-- START Working data --
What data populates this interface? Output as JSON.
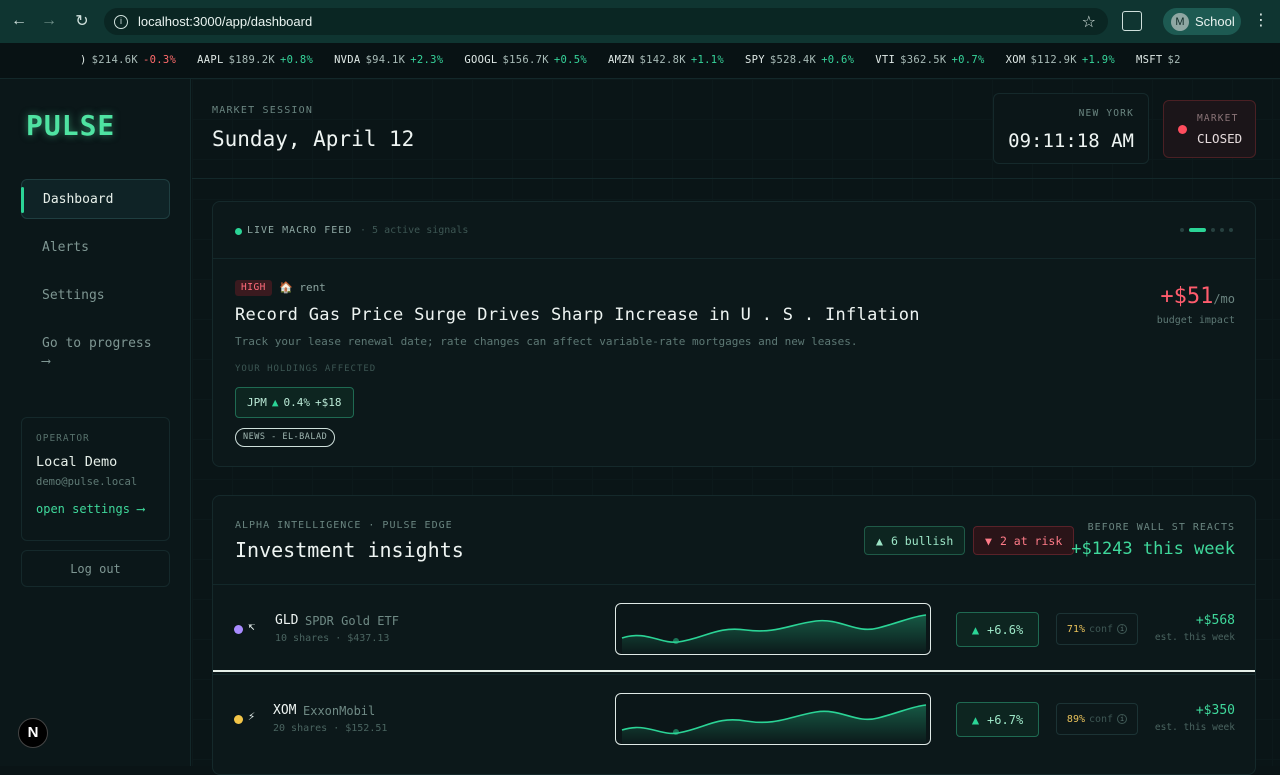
{
  "browser": {
    "url": "localhost:3000/app/dashboard",
    "profile_initial": "M",
    "profile_name": "School"
  },
  "ticker": [
    {
      "sym": "",
      "px": "$214.6K",
      "chg": "-0.3%",
      "dir": "dn",
      "partial": ")"
    },
    {
      "sym": "AAPL",
      "px": "$189.2K",
      "chg": "+0.8%",
      "dir": "up"
    },
    {
      "sym": "NVDA",
      "px": "$94.1K",
      "chg": "+2.3%",
      "dir": "up"
    },
    {
      "sym": "GOOGL",
      "px": "$156.7K",
      "chg": "+0.5%",
      "dir": "up"
    },
    {
      "sym": "AMZN",
      "px": "$142.8K",
      "chg": "+1.1%",
      "dir": "up"
    },
    {
      "sym": "SPY",
      "px": "$528.4K",
      "chg": "+0.6%",
      "dir": "up"
    },
    {
      "sym": "VTI",
      "px": "$362.5K",
      "chg": "+0.7%",
      "dir": "up"
    },
    {
      "sym": "XOM",
      "px": "$112.9K",
      "chg": "+1.9%",
      "dir": "up"
    },
    {
      "sym": "MSFT",
      "px": "$2",
      "chg": "",
      "dir": "up"
    }
  ],
  "sidebar": {
    "logo": "PULSE",
    "items": [
      {
        "label": "Dashboard"
      },
      {
        "label": "Alerts"
      },
      {
        "label": "Settings"
      },
      {
        "label": "Go to progress",
        "arrow": "⟶"
      }
    ],
    "operator": {
      "label": "OPERATOR",
      "name": "Local Demo",
      "email": "demo@pulse.local",
      "link": "open settings ⟶"
    },
    "logout": "Log out",
    "badge": "N"
  },
  "header": {
    "session_label": "MARKET SESSION",
    "date": "Sunday, April 12",
    "city": "NEW YORK",
    "time": "09:11:18 AM",
    "market_label": "MARKET",
    "market_status": "CLOSED"
  },
  "macro": {
    "feed_label": "LIVE MACRO FEED",
    "signals": "· 5 active signals",
    "severity": "HIGH",
    "category": "🏠 rent",
    "headline": "Record Gas Price Surge Drives Sharp Increase in U . S . Inflation",
    "subtext": "Track your lease renewal date; rate changes can affect variable-rate mortgages and new leases.",
    "holdings_label": "YOUR HOLDINGS AFFECTED",
    "holding": {
      "sym": "JPM",
      "tri": "▲",
      "chg": "0.4%",
      "amt": "+$18"
    },
    "source": "NEWS - EL-BALAD",
    "impact_value": "+$51",
    "impact_unit": "/mo",
    "impact_label": "budget impact"
  },
  "insights": {
    "top_label": "ALPHA INTELLIGENCE · PULSE EDGE",
    "title": "Investment insights",
    "bullish": "6 bullish",
    "at_risk": "2 at risk",
    "bwsr_label": "BEFORE WALL ST REACTS",
    "bwsr_value": "+$1243 this week",
    "rows": [
      {
        "dot": "#a98bff",
        "icon": "↸",
        "sym": "GLD",
        "name": "SPDR Gold ETF",
        "meta": "10 shares · $437.13",
        "chg": "+6.6%",
        "conf": "71%",
        "conf_lbl": "conf",
        "earn": "+$568",
        "earn_lbl": "est. this week"
      },
      {
        "dot": "#f3c548",
        "icon": "⚡",
        "sym": "XOM",
        "name": "ExxonMobil",
        "meta": "20 shares · $152.51",
        "chg": "+6.7%",
        "conf": "89%",
        "conf_lbl": "conf",
        "earn": "+$350",
        "earn_lbl": "est. this week"
      }
    ]
  },
  "colors": {
    "accent": "#2bd496",
    "danger": "#ff5c6d",
    "bg": "#0a1416"
  }
}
-- END Working data --
--- Requirement ---
Write out all the entries word for word, but skip any images.

--- Solution for this exercise ---
What data populates this interface? Output as JSON.
{
  "browser": {
    "url": "localhost:3000/app/dashboard",
    "profile_initial": "M",
    "profile_name": "School"
  },
  "ticker": [
    {
      "sym": "",
      "px": "$214.6K",
      "chg": "-0.3%",
      "dir": "dn",
      "partial": ")"
    },
    {
      "sym": "AAPL",
      "px": "$189.2K",
      "chg": "+0.8%",
      "dir": "up"
    },
    {
      "sym": "NVDA",
      "px": "$94.1K",
      "chg": "+2.3%",
      "dir": "up"
    },
    {
      "sym": "GOOGL",
      "px": "$156.7K",
      "chg": "+0.5%",
      "dir": "up"
    },
    {
      "sym": "AMZN",
      "px": "$142.8K",
      "chg": "+1.1%",
      "dir": "up"
    },
    {
      "sym": "SPY",
      "px": "$528.4K",
      "chg": "+0.6%",
      "dir": "up"
    },
    {
      "sym": "VTI",
      "px": "$362.5K",
      "chg": "+0.7%",
      "dir": "up"
    },
    {
      "sym": "XOM",
      "px": "$112.9K",
      "chg": "+1.9%",
      "dir": "up"
    },
    {
      "sym": "MSFT",
      "px": "$2",
      "chg": "",
      "dir": "up"
    }
  ],
  "sidebar": {
    "logo": "PULSE",
    "items": [
      {
        "label": "Dashboard"
      },
      {
        "label": "Alerts"
      },
      {
        "label": "Settings"
      },
      {
        "label": "Go to progress",
        "arrow": "⟶"
      }
    ],
    "operator": {
      "label": "OPERATOR",
      "name": "Local Demo",
      "email": "demo@pulse.local",
      "link": "open settings ⟶"
    },
    "logout": "Log out",
    "badge": "N"
  },
  "header": {
    "session_label": "MARKET SESSION",
    "date": "Sunday, April 12",
    "city": "NEW YORK",
    "time": "09:11:18 AM",
    "market_label": "MARKET",
    "market_status": "CLOSED"
  },
  "macro": {
    "feed_label": "LIVE MACRO FEED",
    "signals": "· 5 active signals",
    "severity": "HIGH",
    "category": "🏠 rent",
    "headline": "Record Gas Price Surge Drives Sharp Increase in U . S . Inflation",
    "subtext": "Track your lease renewal date; rate changes can affect variable-rate mortgages and new leases.",
    "holdings_label": "YOUR HOLDINGS AFFECTED",
    "holding": {
      "sym": "JPM",
      "tri": "▲",
      "chg": "0.4%",
      "amt": "+$18"
    },
    "source": "NEWS - EL-BALAD",
    "impact_value": "+$51",
    "impact_unit": "/mo",
    "impact_label": "budget impact"
  },
  "insights": {
    "top_label": "ALPHA INTELLIGENCE · PULSE EDGE",
    "title": "Investment insights",
    "bullish": "6 bullish",
    "at_risk": "2 at risk",
    "bwsr_label": "BEFORE WALL ST REACTS",
    "bwsr_value": "+$1243 this week",
    "rows": [
      {
        "dot": "#a98bff",
        "icon": "↸",
        "sym": "GLD",
        "name": "SPDR Gold ETF",
        "meta": "10 shares · $437.13",
        "chg": "+6.6%",
        "conf": "71%",
        "conf_lbl": "conf",
        "earn": "+$568",
        "earn_lbl": "est. this week"
      },
      {
        "dot": "#f3c548",
        "icon": "⚡",
        "sym": "XOM",
        "name": "ExxonMobil",
        "meta": "20 shares · $152.51",
        "chg": "+6.7%",
        "conf": "89%",
        "conf_lbl": "conf",
        "earn": "+$350",
        "earn_lbl": "est. this week"
      }
    ]
  },
  "colors": {
    "accent": "#2bd496",
    "danger": "#ff5c6d",
    "bg": "#0a1416"
  }
}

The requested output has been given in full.